Problems and tasks:
(a) According to the judgment excerpt on the Church succession dispute, who wrote the handwritten note on which the first appellant relies?
(b) Write the next part of the judgment excerpt on the Church succession dispute, picking up after its final sentence.

Given text:
╭──

It is common cause that on account of his age and infirmity the Archbishop is unable to physically attend to the day to day business of the Church. He has consequently delegated some of his functions to his bishops who are his biological sons.

A debate has now arisen within the Church as to who his successor should be in the event of his demise.

The first appellant has taken centre stage in the race to succeed the Archbishop. He relies in this regard on a note handwritten by the Archbishops aide, one Evangelist Kasema, the contents of which were, according to Kasema, dictated to him by the Archbishop himself.

The first appellant contends that this handwritten note is the vehicle through which the Archbishop has appointed him as his successor. He has publicly announced himself, on the basis of that note, as the successor to the Archbishop and has purported to have taken over the reins of the Church. He is fervently supported in that regard by the second to ninth appellants.

Being of the firm belief and conviction that the conduct and actions of the first appellant amount to a usurpation of the powers and position of the Archbishop and that such conduct was in violation of the Church's constitution, specifically Article 9 thereof, the respondent, who is a reverend of the tenth appellant, approached the court a quo seeking a declaratur in the following terms:

IT IS ORDERED THAT:

1. The purported appointment of the 1st respondent as the Archbishop of the African Apostolic Faith (Vaapostora VeAfrica) was unconstitutional therefore null and void.

2. All appointments and/or reassignments and actions of the 1st respondent in his purported capacity as Archbishop were unconstitutional and therefore null and void.

3. The respondents be and are hereby ordered to comply with Article 9.2.2 of the Constitution and convene a meeting of Bishops who constitute the Priesthood Council for the purpose of exercising the full delegated authority assigned to them by the Archbishop, in terms of the aforementioned article of the Constitution within seven (7) days of the date of this order.

4. The 1st – 9th respondents are ordered to pay the costs of this application on an attorney and client scale, jointly and severally, the one paying, the other to be absolved.”

The first appellant vigorously opposed the granting of the application in the court a quo. He did so on two fronts:

(i) Firstly, he averred that he was duly appointed by the Archbishop to be his successor. The Archbishop so appointed him through the note written by the personal aide to the Archbishop. The contents of the note had been dictated by the Archbishop himself. He therefore argued that his appointment as successor was proper, valid and in accordance with the provisions of Article 9.2.1 of the Constitution of the Church.

╰──

Source information:

╭──

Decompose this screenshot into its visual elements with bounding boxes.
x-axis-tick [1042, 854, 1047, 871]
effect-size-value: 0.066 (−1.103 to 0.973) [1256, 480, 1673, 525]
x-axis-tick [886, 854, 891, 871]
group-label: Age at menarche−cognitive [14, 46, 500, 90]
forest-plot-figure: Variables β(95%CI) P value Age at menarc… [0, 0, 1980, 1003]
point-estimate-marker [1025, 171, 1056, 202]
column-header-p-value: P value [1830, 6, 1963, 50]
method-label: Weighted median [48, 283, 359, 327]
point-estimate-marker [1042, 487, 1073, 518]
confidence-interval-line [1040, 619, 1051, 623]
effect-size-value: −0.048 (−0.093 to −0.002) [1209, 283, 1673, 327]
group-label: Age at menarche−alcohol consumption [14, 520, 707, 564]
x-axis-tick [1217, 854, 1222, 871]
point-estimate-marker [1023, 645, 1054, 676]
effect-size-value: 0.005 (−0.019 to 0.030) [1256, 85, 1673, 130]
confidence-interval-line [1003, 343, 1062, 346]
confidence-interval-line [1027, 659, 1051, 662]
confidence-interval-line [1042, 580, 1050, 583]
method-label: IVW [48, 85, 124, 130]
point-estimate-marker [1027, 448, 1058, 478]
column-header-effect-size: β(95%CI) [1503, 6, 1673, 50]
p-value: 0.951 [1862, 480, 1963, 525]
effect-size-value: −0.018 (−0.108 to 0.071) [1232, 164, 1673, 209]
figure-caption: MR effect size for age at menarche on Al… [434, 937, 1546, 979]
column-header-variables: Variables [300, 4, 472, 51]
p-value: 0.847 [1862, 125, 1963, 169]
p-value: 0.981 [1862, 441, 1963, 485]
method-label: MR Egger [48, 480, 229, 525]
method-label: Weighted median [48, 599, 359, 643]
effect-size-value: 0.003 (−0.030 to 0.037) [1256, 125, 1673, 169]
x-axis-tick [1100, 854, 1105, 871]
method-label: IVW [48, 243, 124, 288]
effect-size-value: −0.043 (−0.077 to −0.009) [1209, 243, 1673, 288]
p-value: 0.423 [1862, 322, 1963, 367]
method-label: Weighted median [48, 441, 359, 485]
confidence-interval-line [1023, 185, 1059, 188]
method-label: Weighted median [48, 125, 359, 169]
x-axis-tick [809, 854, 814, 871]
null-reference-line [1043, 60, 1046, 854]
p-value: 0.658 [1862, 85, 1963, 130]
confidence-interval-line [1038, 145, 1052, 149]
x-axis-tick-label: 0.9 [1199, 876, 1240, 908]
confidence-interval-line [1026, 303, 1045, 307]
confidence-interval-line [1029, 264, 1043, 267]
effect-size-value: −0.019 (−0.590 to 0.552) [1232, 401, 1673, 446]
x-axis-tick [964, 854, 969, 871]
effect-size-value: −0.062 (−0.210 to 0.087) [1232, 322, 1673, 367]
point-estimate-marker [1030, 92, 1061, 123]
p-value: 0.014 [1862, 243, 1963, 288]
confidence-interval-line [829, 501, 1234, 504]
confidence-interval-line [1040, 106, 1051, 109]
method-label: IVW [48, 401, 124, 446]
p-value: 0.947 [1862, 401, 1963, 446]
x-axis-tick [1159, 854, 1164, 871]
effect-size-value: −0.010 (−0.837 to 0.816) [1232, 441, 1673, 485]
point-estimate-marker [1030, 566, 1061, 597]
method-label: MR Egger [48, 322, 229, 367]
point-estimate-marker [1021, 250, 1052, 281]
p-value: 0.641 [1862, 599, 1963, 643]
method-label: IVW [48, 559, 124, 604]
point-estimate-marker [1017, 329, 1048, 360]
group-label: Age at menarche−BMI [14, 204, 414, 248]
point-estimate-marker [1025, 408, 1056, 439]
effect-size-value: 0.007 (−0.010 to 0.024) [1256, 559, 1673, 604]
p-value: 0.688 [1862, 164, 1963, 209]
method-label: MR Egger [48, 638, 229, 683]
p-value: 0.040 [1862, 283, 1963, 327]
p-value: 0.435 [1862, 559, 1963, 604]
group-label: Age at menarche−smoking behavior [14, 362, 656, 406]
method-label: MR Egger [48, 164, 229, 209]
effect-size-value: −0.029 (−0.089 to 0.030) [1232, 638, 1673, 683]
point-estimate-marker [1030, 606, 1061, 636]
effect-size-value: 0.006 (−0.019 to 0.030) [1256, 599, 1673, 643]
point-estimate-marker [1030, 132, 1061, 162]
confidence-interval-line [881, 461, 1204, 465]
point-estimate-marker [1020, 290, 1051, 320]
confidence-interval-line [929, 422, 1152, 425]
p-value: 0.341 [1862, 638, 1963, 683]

╰──

Answers:
(a) The Archbishop's aide, Evangelist Kasema, wrote the note.

(b)
(ii) Secondly, he argued that the respondent (applicant in the court a quo), should have cited the Archbishop, a party that had a direct and substantial interest in the outcome of the matter. He contended that this non-joinder was fatal to the application as the participation of the Archbishop was indispensable to the resolution of the matter before the court a quo.

After hearing arguments the court a quo found in favour of the respondent and ordered as follows:

1. The purported nomination and/or appointment of the first respondent as the Archbishop or successor to the Archbishop of the tenth respondent presently Ernest Paul Mamvura Mwazha is unconstitutional vis-à-vis the 10th respondent's constitution and resultantly is null and void.

2. Any appointments and reassignments of personnel made by the 1st respondent and other actions which changed the administration of the Church made by the 1st respondent in the purported position of Archbishop are null and void.

3. The respondents are each and all of them ordered to comply with the provisions of clause 9.2.2 of the 10th respondent's constitution in regard to the succession dispute bedevilling the 10th respondent. The respondents must comply with this order within seven (7) days of the date of this order.

4. The 1st to 9th respondents jointly and severally, the one paying the others to be absolved shall pay costs of this application on a party and party scale.”

Although the order of the court a quo departs from the exact wording of the relief sought by the applicant in the draft order, it does in substance, grant the relief sought save for costs which it grants on the ordinary scale instead of the higher scale sought by the applicant.

Allegations by the appellants that the court a quo granted relief not sought by the respondent are not supported by the facts.

GROUNDS OF APPEAL

Dissatisfied with the decision of the court a quo the appellants filed the present appeal on the following grounds:

1. The court a quo erred and misdirected itself in not finding that the non-joinder of the Archbishop was fatal.

2. The court a quo erred and misdirected itself by holding, in disregard of the evidence, that the nomination of the first appellant as successor to the Archbishop was unconstitutional.

3. The court a quo erred by ordering putative compliance with clause 9.2.2 of the Constitution of the tenth appellant in the absence of a finding as to the incapacitation or resignation of the Archbishop.”

It is the appellants prayer that this Court allows the appeal with costs and that the order of the court a quo be set aside and be substituted with an order dismissing the application with costs.

THE ISSUES

The issues to be determined arising from the grounds of appeal are:

1. Whether the non-joinder of the Archbishop was fatal.

2. Whether the nomination of the first appellant as successor to the Archbishop was unconstitutional.

3. Whether it was competent to order compliance with clause 9.2.2 of the Constitution of the tenth appellant in the absence of a finding as to the incapacitation of the Archbishop.

THE LAW

The first and second grounds of appeal have no merit.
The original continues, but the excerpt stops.